> [Prompt] Scan the entries below for the word "their". Copy each line that has it.

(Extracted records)
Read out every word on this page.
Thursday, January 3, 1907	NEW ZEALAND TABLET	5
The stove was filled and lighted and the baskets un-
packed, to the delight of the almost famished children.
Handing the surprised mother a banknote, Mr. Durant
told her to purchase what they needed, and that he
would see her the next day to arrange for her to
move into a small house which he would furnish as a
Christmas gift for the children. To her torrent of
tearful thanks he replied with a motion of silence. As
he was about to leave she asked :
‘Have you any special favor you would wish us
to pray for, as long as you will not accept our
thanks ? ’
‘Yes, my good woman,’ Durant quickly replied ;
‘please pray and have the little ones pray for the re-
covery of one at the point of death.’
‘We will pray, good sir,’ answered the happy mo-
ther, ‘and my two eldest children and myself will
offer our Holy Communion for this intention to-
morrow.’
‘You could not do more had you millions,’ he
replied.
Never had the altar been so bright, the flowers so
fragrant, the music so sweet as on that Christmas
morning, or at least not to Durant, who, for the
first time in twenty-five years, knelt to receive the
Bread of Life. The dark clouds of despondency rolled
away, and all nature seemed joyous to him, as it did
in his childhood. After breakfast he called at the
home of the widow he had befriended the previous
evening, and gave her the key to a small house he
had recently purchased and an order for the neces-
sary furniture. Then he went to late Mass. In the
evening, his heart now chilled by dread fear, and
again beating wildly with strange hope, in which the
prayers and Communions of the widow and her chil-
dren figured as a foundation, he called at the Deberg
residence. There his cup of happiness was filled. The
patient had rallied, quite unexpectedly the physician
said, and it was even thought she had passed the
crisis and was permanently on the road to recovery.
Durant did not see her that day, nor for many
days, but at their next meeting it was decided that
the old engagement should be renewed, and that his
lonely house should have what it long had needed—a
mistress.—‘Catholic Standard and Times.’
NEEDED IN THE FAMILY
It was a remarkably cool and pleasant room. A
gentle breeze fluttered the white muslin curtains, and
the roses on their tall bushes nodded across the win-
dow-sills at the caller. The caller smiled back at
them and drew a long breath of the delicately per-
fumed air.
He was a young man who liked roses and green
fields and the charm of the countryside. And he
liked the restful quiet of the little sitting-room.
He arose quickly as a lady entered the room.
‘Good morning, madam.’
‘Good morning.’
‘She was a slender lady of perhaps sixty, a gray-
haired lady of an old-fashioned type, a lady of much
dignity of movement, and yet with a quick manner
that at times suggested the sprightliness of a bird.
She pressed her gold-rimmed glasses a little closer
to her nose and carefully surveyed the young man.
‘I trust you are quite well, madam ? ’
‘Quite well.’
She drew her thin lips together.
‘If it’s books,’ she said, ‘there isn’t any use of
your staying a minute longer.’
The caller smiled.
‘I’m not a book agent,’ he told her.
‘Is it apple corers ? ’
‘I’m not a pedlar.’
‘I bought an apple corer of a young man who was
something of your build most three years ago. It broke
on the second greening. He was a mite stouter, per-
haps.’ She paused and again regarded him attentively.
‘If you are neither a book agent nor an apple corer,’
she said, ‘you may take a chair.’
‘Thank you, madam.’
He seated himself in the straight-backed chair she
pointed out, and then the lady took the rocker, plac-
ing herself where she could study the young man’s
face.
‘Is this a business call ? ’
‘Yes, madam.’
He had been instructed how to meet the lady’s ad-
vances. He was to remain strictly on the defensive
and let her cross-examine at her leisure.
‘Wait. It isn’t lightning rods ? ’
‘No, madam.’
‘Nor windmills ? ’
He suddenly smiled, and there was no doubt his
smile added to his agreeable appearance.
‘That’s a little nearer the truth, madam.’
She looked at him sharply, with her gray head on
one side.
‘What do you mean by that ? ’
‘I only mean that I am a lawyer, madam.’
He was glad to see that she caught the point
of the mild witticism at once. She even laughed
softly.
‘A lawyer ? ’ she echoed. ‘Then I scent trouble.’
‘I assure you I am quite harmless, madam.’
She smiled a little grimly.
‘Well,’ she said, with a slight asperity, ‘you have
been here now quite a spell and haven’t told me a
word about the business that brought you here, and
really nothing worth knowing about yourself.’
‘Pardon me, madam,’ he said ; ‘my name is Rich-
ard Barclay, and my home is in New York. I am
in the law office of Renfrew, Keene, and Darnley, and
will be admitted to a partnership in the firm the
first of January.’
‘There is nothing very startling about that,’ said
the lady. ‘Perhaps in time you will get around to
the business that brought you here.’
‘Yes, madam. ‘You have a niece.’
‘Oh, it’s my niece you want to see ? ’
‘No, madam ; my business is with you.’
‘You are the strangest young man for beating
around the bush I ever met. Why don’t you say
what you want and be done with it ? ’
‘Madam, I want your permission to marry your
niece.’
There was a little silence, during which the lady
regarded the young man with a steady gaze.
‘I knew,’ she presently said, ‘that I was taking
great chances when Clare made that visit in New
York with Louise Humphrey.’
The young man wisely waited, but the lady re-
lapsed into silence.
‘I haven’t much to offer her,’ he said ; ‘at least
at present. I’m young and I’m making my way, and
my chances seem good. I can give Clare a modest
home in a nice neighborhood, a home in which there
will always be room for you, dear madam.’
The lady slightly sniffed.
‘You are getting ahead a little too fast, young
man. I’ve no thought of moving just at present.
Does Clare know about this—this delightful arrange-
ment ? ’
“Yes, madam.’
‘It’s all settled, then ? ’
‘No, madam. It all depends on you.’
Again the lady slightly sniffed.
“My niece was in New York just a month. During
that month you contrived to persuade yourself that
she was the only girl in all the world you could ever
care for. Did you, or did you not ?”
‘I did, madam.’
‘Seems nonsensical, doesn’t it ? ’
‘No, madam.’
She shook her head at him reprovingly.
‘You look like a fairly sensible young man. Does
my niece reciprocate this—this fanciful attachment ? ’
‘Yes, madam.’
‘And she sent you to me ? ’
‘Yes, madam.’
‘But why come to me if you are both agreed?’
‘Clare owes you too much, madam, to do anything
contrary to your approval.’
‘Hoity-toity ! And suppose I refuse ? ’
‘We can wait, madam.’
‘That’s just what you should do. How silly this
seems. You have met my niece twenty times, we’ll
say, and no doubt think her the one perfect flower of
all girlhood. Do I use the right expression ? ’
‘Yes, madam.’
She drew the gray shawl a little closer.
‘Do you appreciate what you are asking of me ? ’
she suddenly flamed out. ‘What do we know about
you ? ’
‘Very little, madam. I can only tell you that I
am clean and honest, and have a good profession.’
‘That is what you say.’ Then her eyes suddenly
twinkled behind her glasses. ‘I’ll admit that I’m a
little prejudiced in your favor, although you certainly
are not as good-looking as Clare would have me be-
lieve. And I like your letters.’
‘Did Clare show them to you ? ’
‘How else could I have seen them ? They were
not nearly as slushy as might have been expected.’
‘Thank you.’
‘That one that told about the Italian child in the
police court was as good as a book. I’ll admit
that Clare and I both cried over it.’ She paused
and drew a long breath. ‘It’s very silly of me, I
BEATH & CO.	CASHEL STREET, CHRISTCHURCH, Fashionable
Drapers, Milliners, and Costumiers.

> [Written solution]
days, but at their next meeting it was decided that
the roses on their tall bushes nodded across the win-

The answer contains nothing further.